## THE TASK:
Print exactly, and only, the lines running from the line containing "Output a JSON" through the end of the records below.

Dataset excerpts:
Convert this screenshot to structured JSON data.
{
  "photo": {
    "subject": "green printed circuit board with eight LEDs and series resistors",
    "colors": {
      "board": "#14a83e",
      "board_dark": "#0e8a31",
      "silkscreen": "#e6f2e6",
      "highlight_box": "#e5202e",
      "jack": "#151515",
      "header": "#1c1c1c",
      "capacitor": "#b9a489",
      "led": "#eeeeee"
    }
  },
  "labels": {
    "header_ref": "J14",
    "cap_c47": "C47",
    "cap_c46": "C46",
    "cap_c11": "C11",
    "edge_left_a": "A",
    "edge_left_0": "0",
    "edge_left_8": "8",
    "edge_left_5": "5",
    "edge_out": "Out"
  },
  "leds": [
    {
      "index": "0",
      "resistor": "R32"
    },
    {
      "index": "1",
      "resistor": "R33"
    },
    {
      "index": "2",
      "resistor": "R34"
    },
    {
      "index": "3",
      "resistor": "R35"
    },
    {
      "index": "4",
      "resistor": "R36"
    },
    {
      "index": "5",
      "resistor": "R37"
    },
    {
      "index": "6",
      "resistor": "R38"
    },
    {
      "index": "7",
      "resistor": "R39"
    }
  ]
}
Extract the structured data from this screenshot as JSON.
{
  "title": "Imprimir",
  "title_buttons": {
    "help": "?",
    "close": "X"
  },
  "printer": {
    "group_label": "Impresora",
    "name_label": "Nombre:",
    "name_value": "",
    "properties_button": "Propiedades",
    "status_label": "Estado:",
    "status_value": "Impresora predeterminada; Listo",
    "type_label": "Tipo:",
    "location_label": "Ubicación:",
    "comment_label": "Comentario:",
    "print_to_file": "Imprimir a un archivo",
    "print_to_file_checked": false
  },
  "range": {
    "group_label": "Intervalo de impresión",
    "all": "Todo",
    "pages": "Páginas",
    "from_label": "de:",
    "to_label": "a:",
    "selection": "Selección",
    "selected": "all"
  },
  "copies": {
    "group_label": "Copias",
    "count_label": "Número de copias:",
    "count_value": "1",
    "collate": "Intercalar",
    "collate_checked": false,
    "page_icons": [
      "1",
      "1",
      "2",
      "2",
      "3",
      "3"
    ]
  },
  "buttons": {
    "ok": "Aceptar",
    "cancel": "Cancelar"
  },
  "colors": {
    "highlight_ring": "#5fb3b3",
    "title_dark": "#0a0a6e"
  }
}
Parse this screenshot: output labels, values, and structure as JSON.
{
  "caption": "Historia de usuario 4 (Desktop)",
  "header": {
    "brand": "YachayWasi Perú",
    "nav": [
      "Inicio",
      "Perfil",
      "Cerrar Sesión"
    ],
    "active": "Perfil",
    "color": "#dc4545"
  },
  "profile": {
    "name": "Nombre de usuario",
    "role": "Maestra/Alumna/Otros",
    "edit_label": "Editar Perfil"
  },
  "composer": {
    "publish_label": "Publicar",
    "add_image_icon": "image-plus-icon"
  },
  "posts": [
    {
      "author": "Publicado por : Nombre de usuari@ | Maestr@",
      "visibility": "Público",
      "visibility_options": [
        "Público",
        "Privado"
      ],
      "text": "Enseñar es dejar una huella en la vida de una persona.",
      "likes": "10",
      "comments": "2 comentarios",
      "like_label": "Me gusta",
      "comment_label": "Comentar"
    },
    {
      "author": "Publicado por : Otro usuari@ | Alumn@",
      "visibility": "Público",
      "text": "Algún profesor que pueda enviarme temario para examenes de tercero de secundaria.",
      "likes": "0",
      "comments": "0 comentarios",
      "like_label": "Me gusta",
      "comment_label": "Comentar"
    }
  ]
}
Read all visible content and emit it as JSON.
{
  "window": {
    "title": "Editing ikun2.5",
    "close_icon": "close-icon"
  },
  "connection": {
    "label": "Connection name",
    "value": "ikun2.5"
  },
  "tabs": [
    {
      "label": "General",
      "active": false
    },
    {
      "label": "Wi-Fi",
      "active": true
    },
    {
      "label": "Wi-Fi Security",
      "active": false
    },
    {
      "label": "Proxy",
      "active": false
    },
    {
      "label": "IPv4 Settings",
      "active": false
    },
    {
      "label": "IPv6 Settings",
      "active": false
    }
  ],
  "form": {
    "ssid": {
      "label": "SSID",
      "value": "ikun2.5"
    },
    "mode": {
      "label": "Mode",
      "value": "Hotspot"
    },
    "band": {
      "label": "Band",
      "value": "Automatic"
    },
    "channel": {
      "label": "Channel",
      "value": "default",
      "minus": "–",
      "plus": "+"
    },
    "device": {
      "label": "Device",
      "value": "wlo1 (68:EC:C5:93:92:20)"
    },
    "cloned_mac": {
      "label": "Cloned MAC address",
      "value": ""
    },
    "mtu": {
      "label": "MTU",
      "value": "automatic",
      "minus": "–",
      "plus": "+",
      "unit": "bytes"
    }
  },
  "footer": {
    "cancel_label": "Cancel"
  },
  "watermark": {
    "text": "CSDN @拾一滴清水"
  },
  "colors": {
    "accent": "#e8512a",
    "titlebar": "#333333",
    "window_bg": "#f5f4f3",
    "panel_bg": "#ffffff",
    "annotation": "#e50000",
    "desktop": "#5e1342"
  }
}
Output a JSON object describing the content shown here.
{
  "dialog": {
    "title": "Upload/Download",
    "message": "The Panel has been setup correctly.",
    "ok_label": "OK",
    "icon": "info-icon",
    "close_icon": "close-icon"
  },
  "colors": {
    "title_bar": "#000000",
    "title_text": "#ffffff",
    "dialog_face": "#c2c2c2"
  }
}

## TASK RESPONSE:
Output a JSON object describing the content shown here.
{
  "dialog": {
    "title": "Upload/Download",
    "message": "The Panel has been setup correctly.",
    "ok_label": "OK",
    "icon": "info-icon",
    "close_icon": "close-icon"
  },
  "colors": {
    "title_bar": "#000000",
    "title_text": "#ffffff",
    "dialog_face": "#c2c2c2"
  }
}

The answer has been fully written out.